──────── EXERCISE MATERIAL ────────

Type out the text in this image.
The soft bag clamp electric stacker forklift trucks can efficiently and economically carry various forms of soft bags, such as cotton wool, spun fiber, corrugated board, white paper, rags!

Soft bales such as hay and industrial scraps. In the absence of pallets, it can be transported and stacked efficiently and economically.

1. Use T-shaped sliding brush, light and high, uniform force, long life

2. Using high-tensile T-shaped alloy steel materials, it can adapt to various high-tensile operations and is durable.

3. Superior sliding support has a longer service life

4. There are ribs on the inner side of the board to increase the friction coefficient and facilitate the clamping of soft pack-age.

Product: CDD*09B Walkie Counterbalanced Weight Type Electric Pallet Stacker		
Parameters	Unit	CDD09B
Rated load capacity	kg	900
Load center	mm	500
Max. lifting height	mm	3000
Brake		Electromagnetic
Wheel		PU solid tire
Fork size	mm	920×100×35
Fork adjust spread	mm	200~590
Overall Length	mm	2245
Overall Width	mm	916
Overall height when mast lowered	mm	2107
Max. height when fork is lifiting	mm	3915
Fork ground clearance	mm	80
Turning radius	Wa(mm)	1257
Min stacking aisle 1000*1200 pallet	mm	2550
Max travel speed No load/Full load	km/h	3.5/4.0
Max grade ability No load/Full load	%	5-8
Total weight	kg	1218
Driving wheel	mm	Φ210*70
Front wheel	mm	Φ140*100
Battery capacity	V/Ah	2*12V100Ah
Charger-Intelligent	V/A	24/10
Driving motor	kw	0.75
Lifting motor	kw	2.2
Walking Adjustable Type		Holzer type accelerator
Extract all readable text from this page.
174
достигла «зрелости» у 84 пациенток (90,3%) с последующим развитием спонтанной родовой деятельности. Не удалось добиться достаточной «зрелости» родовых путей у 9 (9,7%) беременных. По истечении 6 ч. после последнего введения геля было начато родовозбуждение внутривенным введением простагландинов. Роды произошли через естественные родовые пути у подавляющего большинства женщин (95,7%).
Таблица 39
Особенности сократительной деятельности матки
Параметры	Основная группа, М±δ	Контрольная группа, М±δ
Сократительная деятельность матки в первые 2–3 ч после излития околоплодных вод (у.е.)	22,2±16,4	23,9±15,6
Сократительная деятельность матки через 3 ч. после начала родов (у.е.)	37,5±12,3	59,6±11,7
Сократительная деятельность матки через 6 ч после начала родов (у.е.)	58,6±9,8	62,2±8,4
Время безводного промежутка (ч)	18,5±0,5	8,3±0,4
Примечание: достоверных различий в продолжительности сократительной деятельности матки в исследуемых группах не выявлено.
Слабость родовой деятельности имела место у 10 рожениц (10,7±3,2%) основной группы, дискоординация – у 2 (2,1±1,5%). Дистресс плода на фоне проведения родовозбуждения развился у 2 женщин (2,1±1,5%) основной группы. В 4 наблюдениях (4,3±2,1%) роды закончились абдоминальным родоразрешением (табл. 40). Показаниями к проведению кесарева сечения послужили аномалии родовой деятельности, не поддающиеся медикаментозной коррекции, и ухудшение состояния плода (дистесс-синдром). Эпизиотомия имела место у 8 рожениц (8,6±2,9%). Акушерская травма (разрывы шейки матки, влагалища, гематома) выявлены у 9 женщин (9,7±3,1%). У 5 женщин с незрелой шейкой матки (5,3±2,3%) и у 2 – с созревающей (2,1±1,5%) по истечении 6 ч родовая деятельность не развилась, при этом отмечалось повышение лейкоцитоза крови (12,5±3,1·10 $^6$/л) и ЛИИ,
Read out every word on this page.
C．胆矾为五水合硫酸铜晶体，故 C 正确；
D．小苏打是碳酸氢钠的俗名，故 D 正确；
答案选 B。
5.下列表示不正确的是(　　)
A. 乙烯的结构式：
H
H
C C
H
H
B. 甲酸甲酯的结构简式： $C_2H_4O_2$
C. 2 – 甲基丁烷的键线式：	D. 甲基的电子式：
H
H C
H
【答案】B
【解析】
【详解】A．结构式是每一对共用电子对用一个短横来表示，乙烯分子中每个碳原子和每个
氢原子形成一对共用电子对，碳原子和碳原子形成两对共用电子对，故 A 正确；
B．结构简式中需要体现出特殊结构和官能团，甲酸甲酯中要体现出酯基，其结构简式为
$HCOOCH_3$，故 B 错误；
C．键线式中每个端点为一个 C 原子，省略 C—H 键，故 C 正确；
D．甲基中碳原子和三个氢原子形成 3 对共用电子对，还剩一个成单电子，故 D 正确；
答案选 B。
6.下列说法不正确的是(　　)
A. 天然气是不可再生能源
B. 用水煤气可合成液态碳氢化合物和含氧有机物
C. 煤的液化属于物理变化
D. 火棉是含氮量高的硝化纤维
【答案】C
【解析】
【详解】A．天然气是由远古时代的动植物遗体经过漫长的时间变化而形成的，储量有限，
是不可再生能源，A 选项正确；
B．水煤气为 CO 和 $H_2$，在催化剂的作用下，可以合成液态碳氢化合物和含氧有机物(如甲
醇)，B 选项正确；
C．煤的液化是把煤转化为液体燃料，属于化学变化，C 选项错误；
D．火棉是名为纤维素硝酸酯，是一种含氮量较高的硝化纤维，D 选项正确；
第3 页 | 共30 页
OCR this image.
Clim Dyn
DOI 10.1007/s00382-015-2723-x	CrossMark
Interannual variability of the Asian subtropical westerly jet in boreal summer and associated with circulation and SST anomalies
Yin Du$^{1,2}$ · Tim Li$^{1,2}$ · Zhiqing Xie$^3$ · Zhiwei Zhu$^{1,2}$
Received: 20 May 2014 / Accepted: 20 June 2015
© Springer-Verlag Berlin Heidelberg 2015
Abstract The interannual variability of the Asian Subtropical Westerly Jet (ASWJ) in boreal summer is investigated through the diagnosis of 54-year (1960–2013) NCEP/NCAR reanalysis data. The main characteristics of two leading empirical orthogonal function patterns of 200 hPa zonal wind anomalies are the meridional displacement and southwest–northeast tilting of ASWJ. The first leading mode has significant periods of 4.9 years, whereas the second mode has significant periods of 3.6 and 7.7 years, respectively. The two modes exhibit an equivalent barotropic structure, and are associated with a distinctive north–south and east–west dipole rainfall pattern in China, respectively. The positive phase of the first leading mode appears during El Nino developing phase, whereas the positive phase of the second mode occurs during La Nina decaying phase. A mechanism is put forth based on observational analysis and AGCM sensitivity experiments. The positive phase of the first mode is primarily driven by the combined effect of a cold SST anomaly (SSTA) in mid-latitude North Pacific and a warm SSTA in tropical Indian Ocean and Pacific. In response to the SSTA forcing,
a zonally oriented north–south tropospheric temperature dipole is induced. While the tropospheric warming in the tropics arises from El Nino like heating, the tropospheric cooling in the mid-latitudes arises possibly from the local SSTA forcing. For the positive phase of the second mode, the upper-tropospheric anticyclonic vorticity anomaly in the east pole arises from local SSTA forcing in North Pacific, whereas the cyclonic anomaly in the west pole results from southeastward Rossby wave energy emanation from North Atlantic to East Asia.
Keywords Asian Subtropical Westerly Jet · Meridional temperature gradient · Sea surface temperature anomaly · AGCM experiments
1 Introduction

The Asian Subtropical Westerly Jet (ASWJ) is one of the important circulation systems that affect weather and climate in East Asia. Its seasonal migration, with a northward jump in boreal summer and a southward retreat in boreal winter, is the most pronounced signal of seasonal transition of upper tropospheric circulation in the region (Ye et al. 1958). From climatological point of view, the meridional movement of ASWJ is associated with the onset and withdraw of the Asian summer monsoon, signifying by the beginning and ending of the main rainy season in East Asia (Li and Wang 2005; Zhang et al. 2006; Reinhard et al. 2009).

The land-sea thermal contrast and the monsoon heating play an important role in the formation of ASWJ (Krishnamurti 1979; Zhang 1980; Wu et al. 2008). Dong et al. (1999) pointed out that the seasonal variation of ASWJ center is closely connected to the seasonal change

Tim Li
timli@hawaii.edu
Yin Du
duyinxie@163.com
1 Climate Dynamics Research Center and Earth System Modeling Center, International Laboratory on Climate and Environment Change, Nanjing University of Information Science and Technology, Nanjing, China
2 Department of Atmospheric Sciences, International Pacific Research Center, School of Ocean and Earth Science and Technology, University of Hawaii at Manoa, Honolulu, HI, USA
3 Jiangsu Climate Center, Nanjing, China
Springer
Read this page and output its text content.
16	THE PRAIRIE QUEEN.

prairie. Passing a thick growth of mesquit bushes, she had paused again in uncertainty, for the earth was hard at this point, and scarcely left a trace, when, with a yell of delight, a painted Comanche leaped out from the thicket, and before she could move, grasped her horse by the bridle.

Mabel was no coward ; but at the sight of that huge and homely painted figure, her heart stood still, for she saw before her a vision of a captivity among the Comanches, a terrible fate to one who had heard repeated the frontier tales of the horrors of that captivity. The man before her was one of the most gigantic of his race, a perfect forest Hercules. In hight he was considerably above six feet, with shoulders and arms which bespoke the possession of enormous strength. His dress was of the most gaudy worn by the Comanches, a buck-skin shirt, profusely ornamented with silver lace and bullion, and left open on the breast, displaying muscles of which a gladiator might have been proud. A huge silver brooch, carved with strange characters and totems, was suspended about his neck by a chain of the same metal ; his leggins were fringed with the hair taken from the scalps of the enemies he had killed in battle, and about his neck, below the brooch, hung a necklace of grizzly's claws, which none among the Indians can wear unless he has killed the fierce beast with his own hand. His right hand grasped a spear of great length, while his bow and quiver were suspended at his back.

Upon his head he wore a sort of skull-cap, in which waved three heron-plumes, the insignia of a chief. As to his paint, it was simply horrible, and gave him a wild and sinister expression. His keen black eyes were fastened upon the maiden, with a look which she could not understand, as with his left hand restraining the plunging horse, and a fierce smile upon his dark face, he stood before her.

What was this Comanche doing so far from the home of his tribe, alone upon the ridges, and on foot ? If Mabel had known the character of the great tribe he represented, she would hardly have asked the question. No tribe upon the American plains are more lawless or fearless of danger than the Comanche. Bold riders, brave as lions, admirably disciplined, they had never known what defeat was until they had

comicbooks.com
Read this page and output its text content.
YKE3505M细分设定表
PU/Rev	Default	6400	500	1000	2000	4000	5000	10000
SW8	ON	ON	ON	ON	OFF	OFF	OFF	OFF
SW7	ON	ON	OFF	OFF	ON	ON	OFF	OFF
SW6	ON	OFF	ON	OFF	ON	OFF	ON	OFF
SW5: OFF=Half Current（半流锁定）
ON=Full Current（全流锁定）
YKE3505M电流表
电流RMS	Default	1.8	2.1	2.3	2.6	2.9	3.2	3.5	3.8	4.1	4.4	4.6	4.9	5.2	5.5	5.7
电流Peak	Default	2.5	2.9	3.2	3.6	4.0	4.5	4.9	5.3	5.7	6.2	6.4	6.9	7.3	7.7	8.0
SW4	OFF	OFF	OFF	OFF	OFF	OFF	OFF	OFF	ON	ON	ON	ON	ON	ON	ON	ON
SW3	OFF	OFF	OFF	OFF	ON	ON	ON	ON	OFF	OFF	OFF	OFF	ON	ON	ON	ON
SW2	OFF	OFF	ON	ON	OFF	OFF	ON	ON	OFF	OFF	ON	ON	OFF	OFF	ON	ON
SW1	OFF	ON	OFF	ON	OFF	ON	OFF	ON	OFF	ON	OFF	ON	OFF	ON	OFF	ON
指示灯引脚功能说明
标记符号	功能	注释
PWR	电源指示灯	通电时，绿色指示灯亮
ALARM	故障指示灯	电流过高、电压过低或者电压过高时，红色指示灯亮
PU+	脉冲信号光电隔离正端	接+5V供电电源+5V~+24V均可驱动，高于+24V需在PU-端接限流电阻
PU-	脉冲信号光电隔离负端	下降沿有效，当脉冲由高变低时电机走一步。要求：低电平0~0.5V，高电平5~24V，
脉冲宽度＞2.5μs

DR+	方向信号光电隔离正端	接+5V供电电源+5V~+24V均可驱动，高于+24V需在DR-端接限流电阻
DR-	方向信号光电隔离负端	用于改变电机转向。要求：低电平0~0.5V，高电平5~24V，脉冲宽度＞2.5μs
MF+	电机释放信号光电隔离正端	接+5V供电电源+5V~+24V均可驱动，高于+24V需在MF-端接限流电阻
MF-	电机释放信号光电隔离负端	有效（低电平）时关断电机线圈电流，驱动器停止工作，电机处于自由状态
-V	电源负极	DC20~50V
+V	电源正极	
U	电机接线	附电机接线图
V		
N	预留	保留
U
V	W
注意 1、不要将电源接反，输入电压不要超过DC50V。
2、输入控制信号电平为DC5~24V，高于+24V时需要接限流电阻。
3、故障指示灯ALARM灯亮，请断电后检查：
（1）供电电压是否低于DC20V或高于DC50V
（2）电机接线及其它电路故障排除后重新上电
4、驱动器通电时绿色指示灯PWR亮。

────────

> TASK STATEMENT: Copy each line above that contains the string "Springer".

> RESPONSE FOR THIS EXERCISE:
© Springer-Verlag Berlin Heidelberg 2015
Springer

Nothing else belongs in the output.